- WHAT THIS TASK INVOLVES: Search the listing below for "mode". Copy each matching line.

-- Start --

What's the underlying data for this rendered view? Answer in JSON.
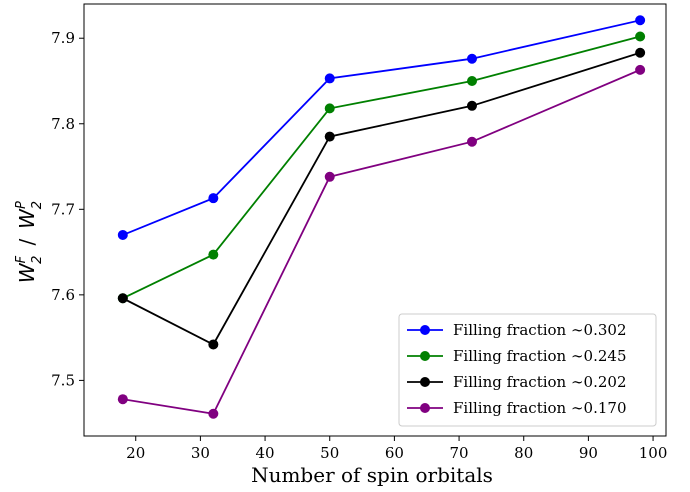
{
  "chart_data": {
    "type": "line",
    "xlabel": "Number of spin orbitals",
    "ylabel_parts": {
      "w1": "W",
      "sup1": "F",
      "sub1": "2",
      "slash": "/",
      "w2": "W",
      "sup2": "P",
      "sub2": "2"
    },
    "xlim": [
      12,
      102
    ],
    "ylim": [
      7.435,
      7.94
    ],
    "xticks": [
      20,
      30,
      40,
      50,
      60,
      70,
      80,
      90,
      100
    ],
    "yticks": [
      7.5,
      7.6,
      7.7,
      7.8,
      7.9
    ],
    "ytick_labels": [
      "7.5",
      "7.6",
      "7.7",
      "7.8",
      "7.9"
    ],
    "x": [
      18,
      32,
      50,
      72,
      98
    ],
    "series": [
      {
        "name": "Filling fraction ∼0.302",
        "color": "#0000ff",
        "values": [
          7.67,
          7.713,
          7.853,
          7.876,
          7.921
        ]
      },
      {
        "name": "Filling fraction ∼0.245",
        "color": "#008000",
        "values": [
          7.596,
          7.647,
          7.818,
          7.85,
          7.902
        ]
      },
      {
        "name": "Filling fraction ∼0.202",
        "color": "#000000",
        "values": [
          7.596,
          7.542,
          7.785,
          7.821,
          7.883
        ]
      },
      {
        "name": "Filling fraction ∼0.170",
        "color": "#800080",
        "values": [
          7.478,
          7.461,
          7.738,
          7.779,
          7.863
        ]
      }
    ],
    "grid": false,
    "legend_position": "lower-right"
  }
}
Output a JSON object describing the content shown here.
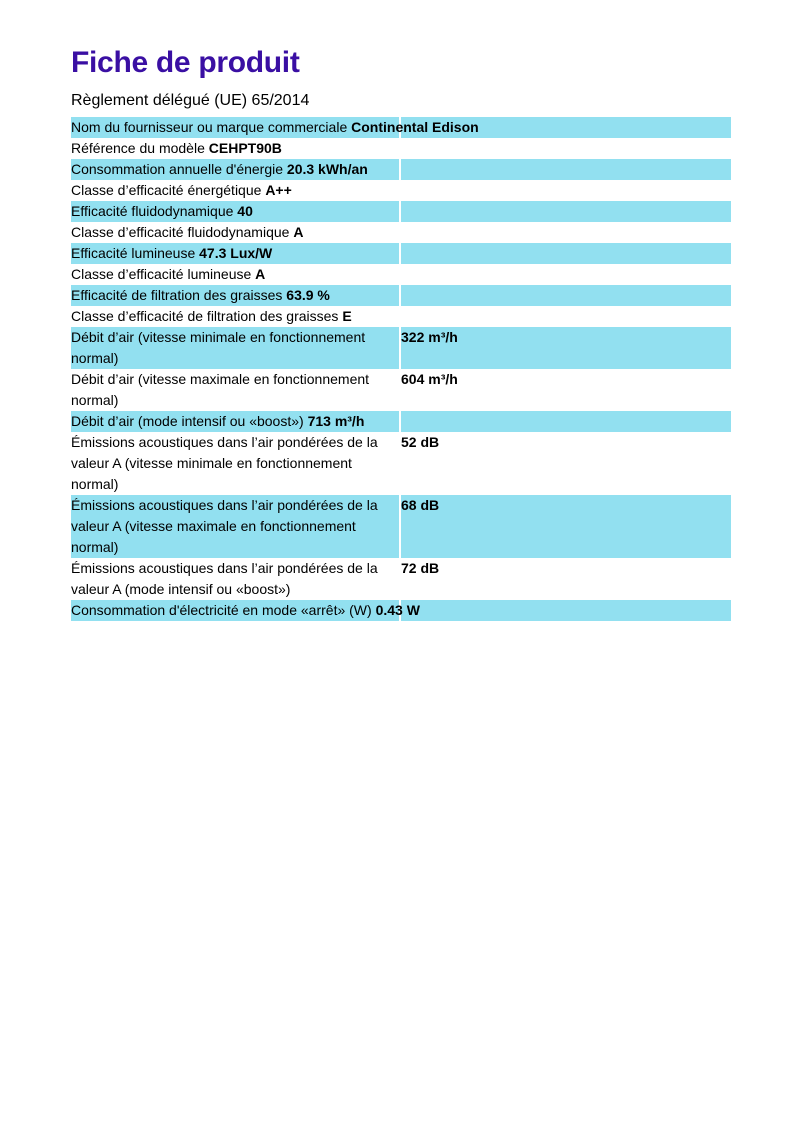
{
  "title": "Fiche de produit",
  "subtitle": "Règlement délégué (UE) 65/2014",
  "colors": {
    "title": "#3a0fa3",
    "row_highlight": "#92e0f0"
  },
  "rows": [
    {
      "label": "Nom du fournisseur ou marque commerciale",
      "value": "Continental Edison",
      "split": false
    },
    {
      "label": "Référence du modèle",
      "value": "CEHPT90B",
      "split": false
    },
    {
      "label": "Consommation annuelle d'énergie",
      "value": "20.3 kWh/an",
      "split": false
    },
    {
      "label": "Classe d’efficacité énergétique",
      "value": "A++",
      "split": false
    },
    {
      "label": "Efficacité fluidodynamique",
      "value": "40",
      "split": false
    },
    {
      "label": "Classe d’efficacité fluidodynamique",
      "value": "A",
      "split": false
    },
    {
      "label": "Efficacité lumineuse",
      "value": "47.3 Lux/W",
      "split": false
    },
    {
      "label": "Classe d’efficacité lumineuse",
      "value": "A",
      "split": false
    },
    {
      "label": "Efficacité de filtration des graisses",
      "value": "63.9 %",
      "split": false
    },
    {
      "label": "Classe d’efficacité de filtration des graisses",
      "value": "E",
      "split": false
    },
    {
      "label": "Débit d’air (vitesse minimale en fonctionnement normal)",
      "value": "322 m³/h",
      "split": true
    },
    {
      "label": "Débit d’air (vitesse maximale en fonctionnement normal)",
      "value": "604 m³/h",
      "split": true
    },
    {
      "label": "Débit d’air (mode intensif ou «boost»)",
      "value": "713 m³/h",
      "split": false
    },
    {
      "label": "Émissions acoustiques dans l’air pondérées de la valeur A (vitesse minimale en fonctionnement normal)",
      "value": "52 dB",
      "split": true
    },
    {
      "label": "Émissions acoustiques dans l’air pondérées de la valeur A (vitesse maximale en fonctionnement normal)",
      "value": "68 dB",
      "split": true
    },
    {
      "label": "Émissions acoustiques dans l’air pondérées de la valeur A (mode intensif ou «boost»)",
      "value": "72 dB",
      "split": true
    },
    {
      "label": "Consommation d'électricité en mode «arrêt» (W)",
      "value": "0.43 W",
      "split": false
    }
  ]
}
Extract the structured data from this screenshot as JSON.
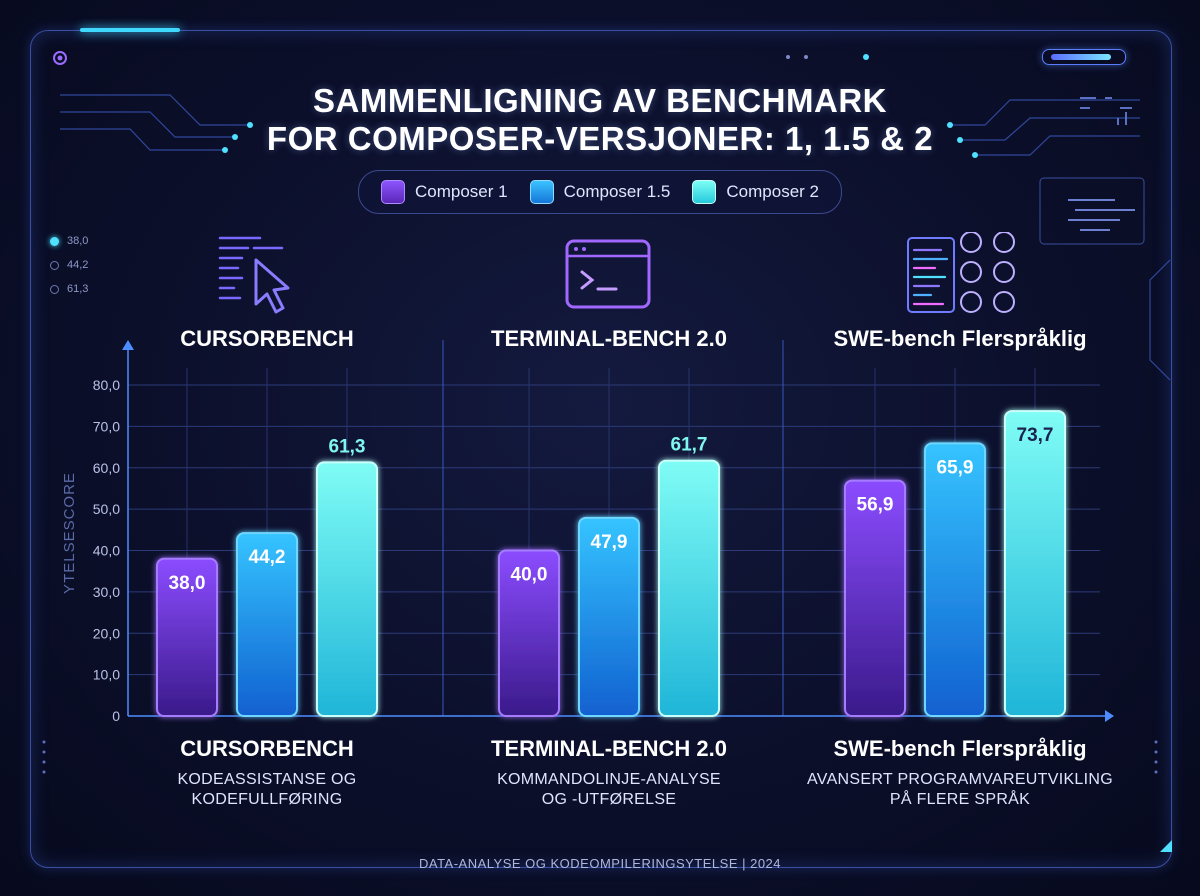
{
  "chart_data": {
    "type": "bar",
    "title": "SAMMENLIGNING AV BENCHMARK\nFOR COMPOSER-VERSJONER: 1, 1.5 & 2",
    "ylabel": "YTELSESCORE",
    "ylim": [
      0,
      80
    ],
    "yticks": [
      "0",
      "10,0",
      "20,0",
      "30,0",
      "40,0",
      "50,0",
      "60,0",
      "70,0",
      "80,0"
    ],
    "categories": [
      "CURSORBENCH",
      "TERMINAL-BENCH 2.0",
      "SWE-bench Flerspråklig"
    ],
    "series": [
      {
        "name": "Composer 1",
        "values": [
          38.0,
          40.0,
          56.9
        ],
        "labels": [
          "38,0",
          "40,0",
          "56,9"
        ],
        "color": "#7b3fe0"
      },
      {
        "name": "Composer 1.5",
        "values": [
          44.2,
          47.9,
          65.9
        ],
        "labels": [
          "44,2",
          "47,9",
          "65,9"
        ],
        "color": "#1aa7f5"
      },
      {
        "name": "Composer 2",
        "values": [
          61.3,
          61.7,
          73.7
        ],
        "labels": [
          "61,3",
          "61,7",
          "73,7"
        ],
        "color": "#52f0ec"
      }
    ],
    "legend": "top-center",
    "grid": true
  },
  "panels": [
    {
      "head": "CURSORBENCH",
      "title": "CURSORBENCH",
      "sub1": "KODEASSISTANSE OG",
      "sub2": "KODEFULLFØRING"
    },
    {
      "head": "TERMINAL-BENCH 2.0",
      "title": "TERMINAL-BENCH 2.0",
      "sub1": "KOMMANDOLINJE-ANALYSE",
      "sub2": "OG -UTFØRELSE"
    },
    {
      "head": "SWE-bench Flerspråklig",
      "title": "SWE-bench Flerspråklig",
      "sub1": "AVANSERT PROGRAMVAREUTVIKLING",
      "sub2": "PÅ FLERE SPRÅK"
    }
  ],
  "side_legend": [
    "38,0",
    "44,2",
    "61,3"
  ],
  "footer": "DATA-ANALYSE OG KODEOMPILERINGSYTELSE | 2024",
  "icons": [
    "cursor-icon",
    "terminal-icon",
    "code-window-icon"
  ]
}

-- End --

- SOLUTION FOR THIS TASK:
      "label": "Débit d’air (mode intensif ou «boost»)",
      "label": "Émissions acoustiques dans l’air pondérées de la valeur A (mode intensif ou «boost»)",
      "label": "Consommation d'électricité en mode «arrêt» (W)",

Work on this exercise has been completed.